» **WRITTEN REQUEST**
From the listing that follows, extract every line and set it down unaltered.

(Items from a data source)
-- -- --

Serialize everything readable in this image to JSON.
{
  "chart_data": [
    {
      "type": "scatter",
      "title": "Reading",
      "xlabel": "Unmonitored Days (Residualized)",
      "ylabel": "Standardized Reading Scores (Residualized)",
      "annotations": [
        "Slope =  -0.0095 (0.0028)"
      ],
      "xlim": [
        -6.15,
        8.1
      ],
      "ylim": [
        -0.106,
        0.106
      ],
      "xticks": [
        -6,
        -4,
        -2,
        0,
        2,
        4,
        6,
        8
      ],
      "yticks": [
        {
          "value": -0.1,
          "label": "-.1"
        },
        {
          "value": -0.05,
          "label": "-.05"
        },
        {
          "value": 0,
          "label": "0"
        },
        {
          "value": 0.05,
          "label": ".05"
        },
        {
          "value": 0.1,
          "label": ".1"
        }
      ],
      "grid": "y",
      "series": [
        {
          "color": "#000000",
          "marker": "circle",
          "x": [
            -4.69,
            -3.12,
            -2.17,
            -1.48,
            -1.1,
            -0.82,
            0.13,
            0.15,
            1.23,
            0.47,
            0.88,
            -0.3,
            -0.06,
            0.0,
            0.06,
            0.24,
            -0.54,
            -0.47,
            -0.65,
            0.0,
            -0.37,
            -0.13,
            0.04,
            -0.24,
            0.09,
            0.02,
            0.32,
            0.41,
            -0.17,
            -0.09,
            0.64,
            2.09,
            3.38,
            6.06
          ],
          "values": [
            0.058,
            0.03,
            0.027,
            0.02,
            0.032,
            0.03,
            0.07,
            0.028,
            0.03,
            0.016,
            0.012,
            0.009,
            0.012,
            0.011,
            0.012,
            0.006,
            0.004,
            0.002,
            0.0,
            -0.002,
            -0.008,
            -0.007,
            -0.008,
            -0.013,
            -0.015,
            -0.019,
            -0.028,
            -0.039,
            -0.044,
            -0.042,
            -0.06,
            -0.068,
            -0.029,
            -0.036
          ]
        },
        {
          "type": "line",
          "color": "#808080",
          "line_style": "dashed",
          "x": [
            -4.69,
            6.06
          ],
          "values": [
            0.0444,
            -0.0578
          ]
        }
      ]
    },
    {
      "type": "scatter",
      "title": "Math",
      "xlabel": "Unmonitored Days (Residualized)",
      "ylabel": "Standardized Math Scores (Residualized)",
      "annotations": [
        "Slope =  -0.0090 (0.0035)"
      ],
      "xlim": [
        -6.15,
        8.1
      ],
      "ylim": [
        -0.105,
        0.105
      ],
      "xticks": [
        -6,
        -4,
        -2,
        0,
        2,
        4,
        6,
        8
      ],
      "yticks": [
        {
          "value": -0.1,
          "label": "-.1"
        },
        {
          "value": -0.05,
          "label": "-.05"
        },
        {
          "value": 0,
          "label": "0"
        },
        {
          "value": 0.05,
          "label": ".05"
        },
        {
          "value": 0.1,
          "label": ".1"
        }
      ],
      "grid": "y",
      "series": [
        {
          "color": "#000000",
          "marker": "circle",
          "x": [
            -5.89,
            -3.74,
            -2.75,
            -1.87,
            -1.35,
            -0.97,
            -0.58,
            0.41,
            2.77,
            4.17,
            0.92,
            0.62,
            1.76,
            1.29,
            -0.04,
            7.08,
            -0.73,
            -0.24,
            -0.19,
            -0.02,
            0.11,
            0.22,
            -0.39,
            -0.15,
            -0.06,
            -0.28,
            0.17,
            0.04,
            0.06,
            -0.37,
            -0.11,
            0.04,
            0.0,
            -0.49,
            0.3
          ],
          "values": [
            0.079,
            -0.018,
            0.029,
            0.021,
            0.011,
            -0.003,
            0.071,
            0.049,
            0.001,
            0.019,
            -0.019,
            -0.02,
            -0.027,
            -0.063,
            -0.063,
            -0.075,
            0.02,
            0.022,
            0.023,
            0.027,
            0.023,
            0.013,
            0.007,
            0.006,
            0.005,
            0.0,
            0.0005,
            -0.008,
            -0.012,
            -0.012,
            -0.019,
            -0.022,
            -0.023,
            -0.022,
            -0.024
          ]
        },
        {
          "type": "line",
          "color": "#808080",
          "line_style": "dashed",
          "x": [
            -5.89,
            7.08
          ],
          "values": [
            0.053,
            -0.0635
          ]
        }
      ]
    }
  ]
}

-- -- --

» **SOLVED PROBLEM**
Serialize everything readable in this image to JSON.
{
  "chart_data": [
    {
      "type": "scatter",
      "title": "Reading",
      "xlabel": "Unmonitored Days (Residualized)",
      "ylabel": "Standardized Reading Scores (Residualized)",
      "annotations": [
        "Slope =  -0.0095 (0.0028)"
      ],
      "xlim": [
        -6.15,
        8.1
      ],
      "ylim": [
        -0.106,
        0.106
      ],
      "xticks": [
        -6,
        -4,
        -2,
        0,
        2,
        4,
        6,
        8
      ],
      "yticks": [
        {
          "value": -0.1,
          "label": "-.1"
        },
        {
          "value": -0.05,
          "label": "-.05"
        },
        {
          "value": 0,
          "label": "0"
        },
        {
          "value": 0.05,
          "label": ".05"
        },
        {
          "value": 0.1,
          "label": ".1"
        }
      ],
      "grid": "y",
      "series": [
        {
          "color": "#000000",
          "marker": "circle",
          "x": [
            -4.69,
            -3.12,
            -2.17,
            -1.48,
            -1.1,
            -0.82,
            0.13,
            0.15,
            1.23,
            0.47,
            0.88,
            -0.3,
            -0.06,
            0.0,
            0.06,
            0.24,
            -0.54,
            -0.47,
            -0.65,
            0.0,
            -0.37,
            -0.13,
            0.04,
            -0.24,
            0.09,
            0.02,
            0.32,
            0.41,
            -0.17,
            -0.09,
            0.64,
            2.09,
            3.38,
            6.06
          ],
          "values": [
            0.058,
            0.03,
            0.027,
            0.02,
            0.032,
            0.03,
            0.07,
            0.028,
            0.03,
            0.016,
            0.012,
            0.009,
            0.012,
            0.011,
            0.012,
            0.006,
            0.004,
            0.002,
            0.0,
            -0.002,
            -0.008,
            -0.007,
            -0.008,
            -0.013,
            -0.015,
            -0.019,
            -0.028,
            -0.039,
            -0.044,
            -0.042,
            -0.06,
            -0.068,
            -0.029,
            -0.036
          ]
        },
        {
          "type": "line",
          "color": "#808080",
          "line_style": "dashed",
          "x": [
            -4.69,
            6.06
          ],
          "values": [
            0.0444,
            -0.0578
          ]
        }
      ]
    },
    {
      "type": "scatter",
      "title": "Math",
      "xlabel": "Unmonitored Days (Residualized)",
      "ylabel": "Standardized Math Scores (Residualized)",
      "annotations": [
        "Slope =  -0.0090 (0.0035)"
      ],
      "xlim": [
        -6.15,
        8.1
      ],
      "ylim": [
        -0.105,
        0.105
      ],
      "xticks": [
        -6,
        -4,
        -2,
        0,
        2,
        4,
        6,
        8
      ],
      "yticks": [
        {
          "value": -0.1,
          "label": "-.1"
        },
        {
          "value": -0.05,
          "label": "-.05"
        },
        {
          "value": 0,
          "label": "0"
        },
        {
          "value": 0.05,
          "label": ".05"
        },
        {
          "value": 0.1,
          "label": ".1"
        }
      ],
      "grid": "y",
      "series": [
        {
          "color": "#000000",
          "marker": "circle",
          "x": [
            -5.89,
            -3.74,
            -2.75,
            -1.87,
            -1.35,
            -0.97,
            -0.58,
            0.41,
            2.77,
            4.17,
            0.92,
            0.62,
            1.76,
            1.29,
            -0.04,
            7.08,
            -0.73,
            -0.24,
            -0.19,
            -0.02,
            0.11,
            0.22,
            -0.39,
            -0.15,
            -0.06,
            -0.28,
            0.17,
            0.04,
            0.06,
            -0.37,
            -0.11,
            0.04,
            0.0,
            -0.49,
            0.3
          ],
          "values": [
            0.079,
            -0.018,
            0.029,
            0.021,
            0.011,
            -0.003,
            0.071,
            0.049,
            0.001,
            0.019,
            -0.019,
            -0.02,
            -0.027,
            -0.063,
            -0.063,
            -0.075,
            0.02,
            0.022,
            0.023,
            0.027,
            0.023,
            0.013,
            0.007,
            0.006,
            0.005,
            0.0,
            0.0005,
            -0.008,
            -0.012,
            -0.012,
            -0.019,
            -0.022,
            -0.023,
            -0.022,
            -0.024
          ]
        },
        {
          "type": "line",
          "color": "#808080",
          "line_style": "dashed",
          "x": [
            -5.89,
            7.08
          ],
          "values": [
            0.053,
            -0.0635
          ]
        }
      ]
    }
  ]
}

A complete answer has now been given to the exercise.